Data extracted from a collection:
►

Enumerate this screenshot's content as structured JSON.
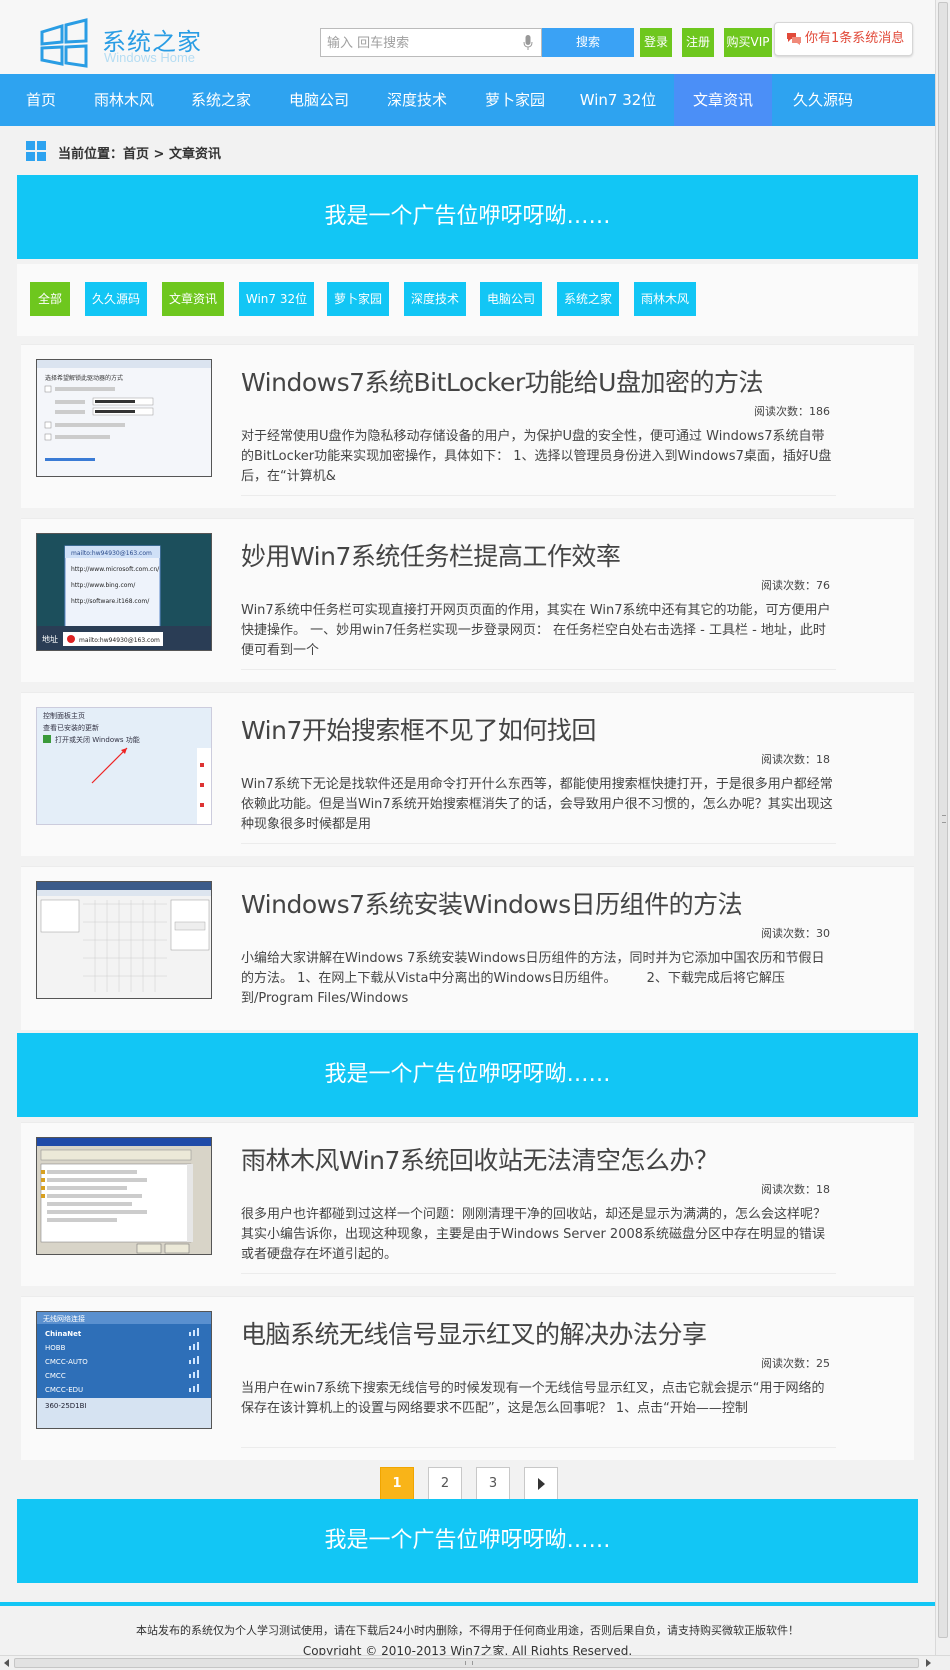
{
  "header": {
    "logo_text": "系统之家",
    "logo_sub": "Windows Home",
    "search_placeholder": "输入 回车搜索",
    "search_button": "搜索",
    "login": "登录",
    "register": "注册",
    "vip": "购买VIP",
    "message": "你有1条系统消息"
  },
  "nav": [
    "首页",
    "雨林木风",
    "系统之家",
    "电脑公司",
    "深度技术",
    "萝卜家园",
    "Win7 32位",
    "文章资讯",
    "久久源码"
  ],
  "breadcrumb": "当前位置：首页 > 文章资讯",
  "ads": [
    "我是一个广告位咿呀呀呦……",
    "我是一个广告位咿呀呀呦……",
    "我是一个广告位咿呀呀呦……"
  ],
  "filters": [
    "全部",
    "久久源码",
    "文章资讯",
    "Win7 32位",
    "萝卜家园",
    "深度技术",
    "电脑公司",
    "系统之家",
    "雨林木风"
  ],
  "articles": [
    {
      "title": "Windows7系统BitLocker功能给U盘加密的方法",
      "reads": "阅读次数：186",
      "desc": "对于经常使用U盘作为隐私移动存储设备的用户，为保护U盘的安全性，便可通过 Windows7系统自带的BitLocker功能来实现加密操作，具体如下： 1、选择以管理员身份进入到Windows7桌面，插好U盘后，在“计算机&"
    },
    {
      "title": "妙用Win7系统任务栏提高工作效率",
      "reads": "阅读次数：76",
      "desc": "Win7系统中任务栏可实现直接打开网页页面的作用，其实在 Win7系统中还有其它的功能，可方便用户快捷操作。 一、妙用win7任务栏实现一步登录网页： 在任务栏空白处右击选择 - 工具栏 - 地址，此时便可看到一个"
    },
    {
      "title": "Win7开始搜索框不见了如何找回",
      "reads": "阅读次数：18",
      "desc": "Win7系统下无论是找软件还是用命令打开什么东西等，都能使用搜索框快捷打开，于是很多用户都经常依赖此功能。但是当Win7系统开始搜索框消失了的话，会导致用户很不习惯的，怎么办呢？其实出现这种现象很多时候都是用"
    },
    {
      "title": "Windows7系统安装Windows日历组件的方法",
      "reads": "阅读次数：30",
      "desc": "小编给大家讲解在Windows 7系统安装Windows日历组件的方法，同时并为它添加中国农历和节假日的方法。 1、在网上下载从Vista中分离出的Windows日历组件。 　　2、下载完成后将它解压到/Program Files/Windows"
    },
    {
      "title": "雨林木风Win7系统回收站无法清空怎么办？",
      "reads": "阅读次数：18",
      "desc": "很多用户也许都碰到过这样一个问题：刚刚清理干净的回收站，却还是显示为满满的，怎么会这样呢？其实小编告诉你，出现这种现象，主要是由于Windows Server 2008系统磁盘分区中存在明显的错误或者硬盘存在坏道引起的。"
    },
    {
      "title": "电脑系统无线信号显示红叉的解决办法分享",
      "reads": "阅读次数：25",
      "desc": "当用户在win7系统下搜索无线信号的时候发现有一个无线信号显示红叉，点击它就会提示“用于网络的保存在该计算机上的设置与网络要求不匹配”，这是怎么回事呢？ 1、点击“开始——控制"
    }
  ],
  "thumb_text": {
    "t1_caption": "选择希望解锁此驱动器的方式",
    "t2_items": [
      "mailto:hw94930@163.com",
      "http://www.microsoft.com.cn/",
      "http://www.bing.com/",
      "http://software.it168.com/"
    ],
    "t2_label": "地址",
    "t3_lines": [
      "控制面板主页",
      "查看已安装的更新",
      "打开或关闭 Windows 功能"
    ],
    "t6_title": "无线网络连接",
    "t6_items": [
      "ChinaNet",
      "HOBB",
      "CMCC-AUTO",
      "CMCC",
      "CMCC-EDU",
      "360-25D1BI"
    ]
  },
  "pagination": [
    "1",
    "2",
    "3"
  ],
  "footer": {
    "line1": "本站发布的系统仅为个人学习测试使用，请在下载后24小时内删除，不得用于任何商业用途，否则后果自负，请支持购买微软正版软件！",
    "line2": "Copyright © 2010-2013 Win7之家. All Rights Reserved."
  }
}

◄

Exercise goal | Without the pictures, restate all of the entries above verbatim.

Full answer |
Enumerate this screenshot's content as structured JSON.
{
  "header": {
    "logo_text": "系统之家",
    "logo_sub": "Windows Home",
    "search_placeholder": "输入 回车搜索",
    "search_button": "搜索",
    "login": "登录",
    "register": "注册",
    "vip": "购买VIP",
    "message": "你有1条系统消息"
  },
  "nav": [
    "首页",
    "雨林木风",
    "系统之家",
    "电脑公司",
    "深度技术",
    "萝卜家园",
    "Win7 32位",
    "文章资讯",
    "久久源码"
  ],
  "breadcrumb": "当前位置：首页 > 文章资讯",
  "ads": [
    "我是一个广告位咿呀呀呦……",
    "我是一个广告位咿呀呀呦……",
    "我是一个广告位咿呀呀呦……"
  ],
  "filters": [
    "全部",
    "久久源码",
    "文章资讯",
    "Win7 32位",
    "萝卜家园",
    "深度技术",
    "电脑公司",
    "系统之家",
    "雨林木风"
  ],
  "articles": [
    {
      "title": "Windows7系统BitLocker功能给U盘加密的方法",
      "reads": "阅读次数：186",
      "desc": "对于经常使用U盘作为隐私移动存储设备的用户，为保护U盘的安全性，便可通过 Windows7系统自带的BitLocker功能来实现加密操作，具体如下： 1、选择以管理员身份进入到Windows7桌面，插好U盘后，在“计算机&"
    },
    {
      "title": "妙用Win7系统任务栏提高工作效率",
      "reads": "阅读次数：76",
      "desc": "Win7系统中任务栏可实现直接打开网页页面的作用，其实在 Win7系统中还有其它的功能，可方便用户快捷操作。 一、妙用win7任务栏实现一步登录网页： 在任务栏空白处右击选择 - 工具栏 - 地址，此时便可看到一个"
    },
    {
      "title": "Win7开始搜索框不见了如何找回",
      "reads": "阅读次数：18",
      "desc": "Win7系统下无论是找软件还是用命令打开什么东西等，都能使用搜索框快捷打开，于是很多用户都经常依赖此功能。但是当Win7系统开始搜索框消失了的话，会导致用户很不习惯的，怎么办呢？其实出现这种现象很多时候都是用"
    },
    {
      "title": "Windows7系统安装Windows日历组件的方法",
      "reads": "阅读次数：30",
      "desc": "小编给大家讲解在Windows 7系统安装Windows日历组件的方法，同时并为它添加中国农历和节假日的方法。 1、在网上下载从Vista中分离出的Windows日历组件。 　　2、下载完成后将它解压到/Program Files/Windows"
    },
    {
      "title": "雨林木风Win7系统回收站无法清空怎么办？",
      "reads": "阅读次数：18",
      "desc": "很多用户也许都碰到过这样一个问题：刚刚清理干净的回收站，却还是显示为满满的，怎么会这样呢？其实小编告诉你，出现这种现象，主要是由于Windows Server 2008系统磁盘分区中存在明显的错误或者硬盘存在坏道引起的。"
    },
    {
      "title": "电脑系统无线信号显示红叉的解决办法分享",
      "reads": "阅读次数：25",
      "desc": "当用户在win7系统下搜索无线信号的时候发现有一个无线信号显示红叉，点击它就会提示“用于网络的保存在该计算机上的设置与网络要求不匹配”，这是怎么回事呢？ 1、点击“开始——控制"
    }
  ],
  "thumb_text": {
    "t1_caption": "选择希望解锁此驱动器的方式",
    "t2_items": [
      "mailto:hw94930@163.com",
      "http://www.microsoft.com.cn/",
      "http://www.bing.com/",
      "http://software.it168.com/"
    ],
    "t2_label": "地址",
    "t3_lines": [
      "控制面板主页",
      "查看已安装的更新",
      "打开或关闭 Windows 功能"
    ],
    "t6_title": "无线网络连接",
    "t6_items": [
      "ChinaNet",
      "HOBB",
      "CMCC-AUTO",
      "CMCC",
      "CMCC-EDU",
      "360-25D1BI"
    ]
  },
  "pagination": [
    "1",
    "2",
    "3"
  ],
  "footer": {
    "line1": "本站发布的系统仅为个人学习测试使用，请在下载后24小时内删除，不得用于任何商业用途，否则后果自负，请支持购买微软正版软件！",
    "line2": "Copyright © 2010-2013 Win7之家. All Rights Reserved."
  }
}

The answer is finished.